[Recorded data]
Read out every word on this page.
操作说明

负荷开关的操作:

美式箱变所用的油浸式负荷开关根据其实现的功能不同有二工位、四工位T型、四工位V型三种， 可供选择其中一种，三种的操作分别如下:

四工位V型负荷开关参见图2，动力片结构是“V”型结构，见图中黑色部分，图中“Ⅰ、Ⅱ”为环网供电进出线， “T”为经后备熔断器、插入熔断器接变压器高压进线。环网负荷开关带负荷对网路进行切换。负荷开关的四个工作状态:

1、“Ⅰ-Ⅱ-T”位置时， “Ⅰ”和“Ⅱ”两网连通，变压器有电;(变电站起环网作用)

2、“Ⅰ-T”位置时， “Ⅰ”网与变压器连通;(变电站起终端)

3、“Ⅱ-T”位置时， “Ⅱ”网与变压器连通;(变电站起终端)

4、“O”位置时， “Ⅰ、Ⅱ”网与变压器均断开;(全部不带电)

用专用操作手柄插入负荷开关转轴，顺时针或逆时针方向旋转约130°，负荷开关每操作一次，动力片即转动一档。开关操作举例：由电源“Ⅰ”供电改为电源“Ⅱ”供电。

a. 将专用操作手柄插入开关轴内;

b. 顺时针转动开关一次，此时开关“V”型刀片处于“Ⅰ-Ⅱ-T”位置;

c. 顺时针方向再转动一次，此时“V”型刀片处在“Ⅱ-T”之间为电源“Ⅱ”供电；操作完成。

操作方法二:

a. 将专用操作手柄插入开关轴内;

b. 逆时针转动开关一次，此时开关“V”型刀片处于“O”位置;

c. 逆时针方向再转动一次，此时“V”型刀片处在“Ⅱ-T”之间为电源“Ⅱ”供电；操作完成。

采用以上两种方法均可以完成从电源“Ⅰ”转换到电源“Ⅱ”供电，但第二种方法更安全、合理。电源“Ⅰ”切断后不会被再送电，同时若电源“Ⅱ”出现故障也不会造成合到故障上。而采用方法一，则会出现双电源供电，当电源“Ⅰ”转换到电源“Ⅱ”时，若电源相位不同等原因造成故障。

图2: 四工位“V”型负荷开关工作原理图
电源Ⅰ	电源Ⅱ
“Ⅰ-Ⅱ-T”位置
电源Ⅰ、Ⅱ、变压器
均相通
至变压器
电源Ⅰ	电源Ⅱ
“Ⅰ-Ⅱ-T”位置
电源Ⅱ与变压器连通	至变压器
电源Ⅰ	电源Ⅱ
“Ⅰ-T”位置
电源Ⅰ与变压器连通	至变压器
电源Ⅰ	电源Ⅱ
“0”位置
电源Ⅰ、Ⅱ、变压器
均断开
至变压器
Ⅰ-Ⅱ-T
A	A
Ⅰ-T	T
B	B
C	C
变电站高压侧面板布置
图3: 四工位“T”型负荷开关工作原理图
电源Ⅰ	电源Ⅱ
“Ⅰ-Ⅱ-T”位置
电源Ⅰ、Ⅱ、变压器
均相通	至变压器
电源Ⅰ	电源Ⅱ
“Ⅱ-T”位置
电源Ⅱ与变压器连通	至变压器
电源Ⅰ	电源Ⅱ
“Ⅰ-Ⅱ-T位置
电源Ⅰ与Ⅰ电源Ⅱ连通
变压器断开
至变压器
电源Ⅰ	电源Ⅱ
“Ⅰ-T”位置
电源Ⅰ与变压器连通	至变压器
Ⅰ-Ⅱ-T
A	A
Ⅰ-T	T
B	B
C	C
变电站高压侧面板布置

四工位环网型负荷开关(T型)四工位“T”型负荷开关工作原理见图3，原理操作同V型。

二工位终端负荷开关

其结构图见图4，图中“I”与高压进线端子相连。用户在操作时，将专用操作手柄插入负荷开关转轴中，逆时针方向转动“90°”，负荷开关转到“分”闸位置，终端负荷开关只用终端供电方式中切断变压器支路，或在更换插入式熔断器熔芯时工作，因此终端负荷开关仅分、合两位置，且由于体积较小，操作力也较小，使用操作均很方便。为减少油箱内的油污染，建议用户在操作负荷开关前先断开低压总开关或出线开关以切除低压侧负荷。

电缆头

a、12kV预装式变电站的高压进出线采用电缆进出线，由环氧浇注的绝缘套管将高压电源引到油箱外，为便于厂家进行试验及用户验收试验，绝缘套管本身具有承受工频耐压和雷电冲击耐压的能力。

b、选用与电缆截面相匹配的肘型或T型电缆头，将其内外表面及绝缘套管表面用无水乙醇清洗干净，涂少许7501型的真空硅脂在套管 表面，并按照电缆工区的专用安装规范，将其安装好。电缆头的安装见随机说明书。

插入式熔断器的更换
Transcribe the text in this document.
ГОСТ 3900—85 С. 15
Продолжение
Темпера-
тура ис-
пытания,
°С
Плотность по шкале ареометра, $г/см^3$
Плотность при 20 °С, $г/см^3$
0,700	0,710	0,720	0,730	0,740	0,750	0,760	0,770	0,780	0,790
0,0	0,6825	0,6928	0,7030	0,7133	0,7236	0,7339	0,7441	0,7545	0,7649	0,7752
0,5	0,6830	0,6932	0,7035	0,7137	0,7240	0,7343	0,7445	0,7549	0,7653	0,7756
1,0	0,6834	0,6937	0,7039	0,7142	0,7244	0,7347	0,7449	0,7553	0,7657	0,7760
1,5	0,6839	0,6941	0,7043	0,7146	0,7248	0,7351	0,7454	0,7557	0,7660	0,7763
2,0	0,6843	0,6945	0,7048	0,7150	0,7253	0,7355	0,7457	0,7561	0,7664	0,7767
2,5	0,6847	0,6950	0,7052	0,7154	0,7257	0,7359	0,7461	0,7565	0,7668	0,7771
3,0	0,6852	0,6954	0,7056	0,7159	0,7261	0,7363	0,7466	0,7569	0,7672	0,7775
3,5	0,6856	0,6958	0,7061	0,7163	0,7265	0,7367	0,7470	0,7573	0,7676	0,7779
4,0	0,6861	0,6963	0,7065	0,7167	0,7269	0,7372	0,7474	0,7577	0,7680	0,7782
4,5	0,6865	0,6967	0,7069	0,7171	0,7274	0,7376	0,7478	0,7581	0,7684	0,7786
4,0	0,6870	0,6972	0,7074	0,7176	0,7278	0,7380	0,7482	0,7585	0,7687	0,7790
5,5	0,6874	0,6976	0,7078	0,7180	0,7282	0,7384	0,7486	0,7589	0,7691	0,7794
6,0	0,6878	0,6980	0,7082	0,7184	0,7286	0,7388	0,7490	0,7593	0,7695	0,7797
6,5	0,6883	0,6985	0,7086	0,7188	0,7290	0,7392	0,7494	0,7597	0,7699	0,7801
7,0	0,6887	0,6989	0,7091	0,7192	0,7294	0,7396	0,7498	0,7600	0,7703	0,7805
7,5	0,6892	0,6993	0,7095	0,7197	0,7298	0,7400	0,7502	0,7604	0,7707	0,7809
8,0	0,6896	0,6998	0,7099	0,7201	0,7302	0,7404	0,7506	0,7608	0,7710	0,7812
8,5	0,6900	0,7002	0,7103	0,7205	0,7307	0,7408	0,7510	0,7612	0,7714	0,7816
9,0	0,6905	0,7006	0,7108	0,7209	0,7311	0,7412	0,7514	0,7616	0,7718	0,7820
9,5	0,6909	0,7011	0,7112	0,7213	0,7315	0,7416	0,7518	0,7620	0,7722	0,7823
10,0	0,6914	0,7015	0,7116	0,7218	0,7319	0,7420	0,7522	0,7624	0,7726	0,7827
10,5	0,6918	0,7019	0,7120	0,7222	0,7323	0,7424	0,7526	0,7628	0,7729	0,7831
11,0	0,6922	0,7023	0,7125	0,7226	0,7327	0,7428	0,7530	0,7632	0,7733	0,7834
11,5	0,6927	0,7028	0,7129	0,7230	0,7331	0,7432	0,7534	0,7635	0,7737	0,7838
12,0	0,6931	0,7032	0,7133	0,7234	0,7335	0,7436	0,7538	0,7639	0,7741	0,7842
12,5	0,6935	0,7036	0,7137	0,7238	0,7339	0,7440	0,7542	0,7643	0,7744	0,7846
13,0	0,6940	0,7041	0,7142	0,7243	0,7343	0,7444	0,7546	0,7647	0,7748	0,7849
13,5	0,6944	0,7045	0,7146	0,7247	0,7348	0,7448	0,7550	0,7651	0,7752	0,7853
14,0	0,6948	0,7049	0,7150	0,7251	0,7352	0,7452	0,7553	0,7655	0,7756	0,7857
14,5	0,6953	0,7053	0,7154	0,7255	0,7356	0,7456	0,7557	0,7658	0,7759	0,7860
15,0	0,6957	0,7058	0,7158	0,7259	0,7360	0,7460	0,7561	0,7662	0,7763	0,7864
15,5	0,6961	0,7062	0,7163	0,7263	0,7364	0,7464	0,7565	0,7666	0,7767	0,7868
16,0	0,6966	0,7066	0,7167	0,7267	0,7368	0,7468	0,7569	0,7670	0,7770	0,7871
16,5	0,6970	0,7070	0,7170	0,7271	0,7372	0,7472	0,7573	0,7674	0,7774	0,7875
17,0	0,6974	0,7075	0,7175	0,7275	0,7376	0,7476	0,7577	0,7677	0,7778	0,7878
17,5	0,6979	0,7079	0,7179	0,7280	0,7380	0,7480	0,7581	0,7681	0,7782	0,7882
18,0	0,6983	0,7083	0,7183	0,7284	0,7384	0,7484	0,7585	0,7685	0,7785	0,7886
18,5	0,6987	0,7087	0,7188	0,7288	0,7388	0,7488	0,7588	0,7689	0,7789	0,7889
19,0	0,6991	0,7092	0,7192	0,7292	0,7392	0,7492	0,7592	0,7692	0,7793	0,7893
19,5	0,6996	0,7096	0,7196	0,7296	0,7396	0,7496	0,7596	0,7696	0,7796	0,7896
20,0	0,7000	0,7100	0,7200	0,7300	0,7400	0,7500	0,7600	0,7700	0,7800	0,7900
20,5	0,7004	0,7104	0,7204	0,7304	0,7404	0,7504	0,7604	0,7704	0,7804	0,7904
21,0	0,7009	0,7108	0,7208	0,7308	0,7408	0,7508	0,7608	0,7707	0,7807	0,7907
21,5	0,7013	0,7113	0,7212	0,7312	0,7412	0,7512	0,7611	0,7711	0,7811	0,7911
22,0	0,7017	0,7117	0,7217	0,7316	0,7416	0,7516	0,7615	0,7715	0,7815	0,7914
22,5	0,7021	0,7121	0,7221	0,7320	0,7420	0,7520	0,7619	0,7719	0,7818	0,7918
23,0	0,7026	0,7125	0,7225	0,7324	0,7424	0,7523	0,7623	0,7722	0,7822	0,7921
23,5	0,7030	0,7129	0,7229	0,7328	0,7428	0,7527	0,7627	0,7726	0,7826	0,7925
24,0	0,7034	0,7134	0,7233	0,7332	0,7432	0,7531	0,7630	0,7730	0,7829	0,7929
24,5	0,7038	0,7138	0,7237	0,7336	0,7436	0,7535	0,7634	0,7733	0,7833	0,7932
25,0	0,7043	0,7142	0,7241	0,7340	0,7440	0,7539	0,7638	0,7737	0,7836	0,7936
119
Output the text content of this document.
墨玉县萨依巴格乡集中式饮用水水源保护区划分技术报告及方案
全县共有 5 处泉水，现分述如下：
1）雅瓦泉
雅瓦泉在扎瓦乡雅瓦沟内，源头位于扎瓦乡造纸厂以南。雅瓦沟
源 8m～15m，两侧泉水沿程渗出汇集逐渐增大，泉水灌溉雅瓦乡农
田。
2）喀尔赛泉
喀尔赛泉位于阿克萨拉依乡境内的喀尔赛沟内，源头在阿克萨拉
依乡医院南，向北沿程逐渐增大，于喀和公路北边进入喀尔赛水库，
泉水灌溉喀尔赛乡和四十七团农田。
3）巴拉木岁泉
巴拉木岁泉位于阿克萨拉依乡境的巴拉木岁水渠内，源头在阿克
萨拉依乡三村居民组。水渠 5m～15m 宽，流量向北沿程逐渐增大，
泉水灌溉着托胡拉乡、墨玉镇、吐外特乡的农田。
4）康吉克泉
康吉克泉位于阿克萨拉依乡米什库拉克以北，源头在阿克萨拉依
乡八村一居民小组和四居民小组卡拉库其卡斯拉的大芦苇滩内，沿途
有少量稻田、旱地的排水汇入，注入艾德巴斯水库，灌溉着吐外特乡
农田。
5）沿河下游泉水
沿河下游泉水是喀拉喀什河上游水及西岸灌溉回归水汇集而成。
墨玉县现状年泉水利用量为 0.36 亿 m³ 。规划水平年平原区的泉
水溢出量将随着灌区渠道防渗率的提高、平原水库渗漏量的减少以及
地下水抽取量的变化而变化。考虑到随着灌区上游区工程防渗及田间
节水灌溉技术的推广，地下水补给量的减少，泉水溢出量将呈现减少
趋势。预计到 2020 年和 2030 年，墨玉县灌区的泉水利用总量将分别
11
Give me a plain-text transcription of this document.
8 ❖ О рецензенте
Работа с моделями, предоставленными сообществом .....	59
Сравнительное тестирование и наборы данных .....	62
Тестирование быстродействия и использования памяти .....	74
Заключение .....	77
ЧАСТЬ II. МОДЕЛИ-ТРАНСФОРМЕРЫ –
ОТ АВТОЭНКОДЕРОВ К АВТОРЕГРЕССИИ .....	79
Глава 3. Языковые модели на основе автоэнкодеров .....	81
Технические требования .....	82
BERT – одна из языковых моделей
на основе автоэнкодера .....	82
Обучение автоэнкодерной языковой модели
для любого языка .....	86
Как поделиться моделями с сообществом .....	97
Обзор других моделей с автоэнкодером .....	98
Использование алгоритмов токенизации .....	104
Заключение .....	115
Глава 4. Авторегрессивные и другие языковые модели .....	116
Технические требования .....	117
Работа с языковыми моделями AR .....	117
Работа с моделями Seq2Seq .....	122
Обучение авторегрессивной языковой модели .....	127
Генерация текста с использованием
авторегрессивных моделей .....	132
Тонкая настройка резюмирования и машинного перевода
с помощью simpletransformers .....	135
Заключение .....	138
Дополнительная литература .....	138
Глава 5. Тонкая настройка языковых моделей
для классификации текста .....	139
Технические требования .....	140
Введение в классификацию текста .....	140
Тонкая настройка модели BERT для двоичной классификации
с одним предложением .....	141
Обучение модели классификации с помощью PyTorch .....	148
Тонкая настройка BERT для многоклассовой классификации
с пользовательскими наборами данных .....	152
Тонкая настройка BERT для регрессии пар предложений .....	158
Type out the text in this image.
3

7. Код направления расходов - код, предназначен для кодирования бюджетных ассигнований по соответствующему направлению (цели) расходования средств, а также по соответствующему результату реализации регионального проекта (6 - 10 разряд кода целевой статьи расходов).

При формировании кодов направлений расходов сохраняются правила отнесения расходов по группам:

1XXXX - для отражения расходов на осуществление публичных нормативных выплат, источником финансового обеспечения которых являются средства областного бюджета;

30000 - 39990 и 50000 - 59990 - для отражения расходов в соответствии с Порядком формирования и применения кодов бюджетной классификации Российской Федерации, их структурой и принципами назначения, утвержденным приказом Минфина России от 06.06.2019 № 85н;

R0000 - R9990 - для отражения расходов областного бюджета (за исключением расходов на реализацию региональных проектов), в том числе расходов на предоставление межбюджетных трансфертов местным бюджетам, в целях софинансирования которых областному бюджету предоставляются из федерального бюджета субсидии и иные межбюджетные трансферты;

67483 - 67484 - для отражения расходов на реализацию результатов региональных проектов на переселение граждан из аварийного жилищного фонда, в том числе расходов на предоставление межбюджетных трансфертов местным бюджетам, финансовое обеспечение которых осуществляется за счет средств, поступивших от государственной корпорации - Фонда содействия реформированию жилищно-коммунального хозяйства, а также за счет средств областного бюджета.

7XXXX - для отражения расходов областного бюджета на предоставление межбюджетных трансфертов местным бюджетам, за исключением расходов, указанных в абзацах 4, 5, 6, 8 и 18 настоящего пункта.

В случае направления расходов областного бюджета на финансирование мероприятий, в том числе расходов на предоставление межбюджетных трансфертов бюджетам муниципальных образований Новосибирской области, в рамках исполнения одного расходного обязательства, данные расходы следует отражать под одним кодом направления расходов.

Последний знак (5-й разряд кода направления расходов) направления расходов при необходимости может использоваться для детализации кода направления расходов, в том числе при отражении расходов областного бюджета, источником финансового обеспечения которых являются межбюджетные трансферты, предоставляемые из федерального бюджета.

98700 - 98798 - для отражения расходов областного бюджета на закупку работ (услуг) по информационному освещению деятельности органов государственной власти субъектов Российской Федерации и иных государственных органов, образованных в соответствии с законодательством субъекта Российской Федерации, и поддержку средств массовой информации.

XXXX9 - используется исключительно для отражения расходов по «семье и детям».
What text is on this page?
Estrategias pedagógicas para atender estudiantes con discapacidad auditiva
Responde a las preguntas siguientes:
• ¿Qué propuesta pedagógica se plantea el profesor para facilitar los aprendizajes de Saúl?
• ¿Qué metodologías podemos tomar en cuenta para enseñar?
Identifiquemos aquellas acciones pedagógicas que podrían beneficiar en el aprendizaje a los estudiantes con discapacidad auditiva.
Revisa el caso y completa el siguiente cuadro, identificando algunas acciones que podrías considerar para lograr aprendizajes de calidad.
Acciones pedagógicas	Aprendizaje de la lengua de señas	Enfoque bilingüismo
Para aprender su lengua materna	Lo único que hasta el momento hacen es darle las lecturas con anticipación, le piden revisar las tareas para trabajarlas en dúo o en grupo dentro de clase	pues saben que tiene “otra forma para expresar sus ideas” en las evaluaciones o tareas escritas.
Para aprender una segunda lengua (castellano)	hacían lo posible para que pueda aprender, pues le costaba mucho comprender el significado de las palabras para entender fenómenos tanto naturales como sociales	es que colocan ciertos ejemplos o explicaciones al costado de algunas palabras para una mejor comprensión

--- YOUR OBJECTIVE ---
Copy every line above that holds the word "this".

--- RESULT BELOW ---
Read out every word on this page.
Transcribe the text in this document.
Output the text content of this document.
Give me a plain-text transcription of this document.
Type out the text in this image.
What text is on this page?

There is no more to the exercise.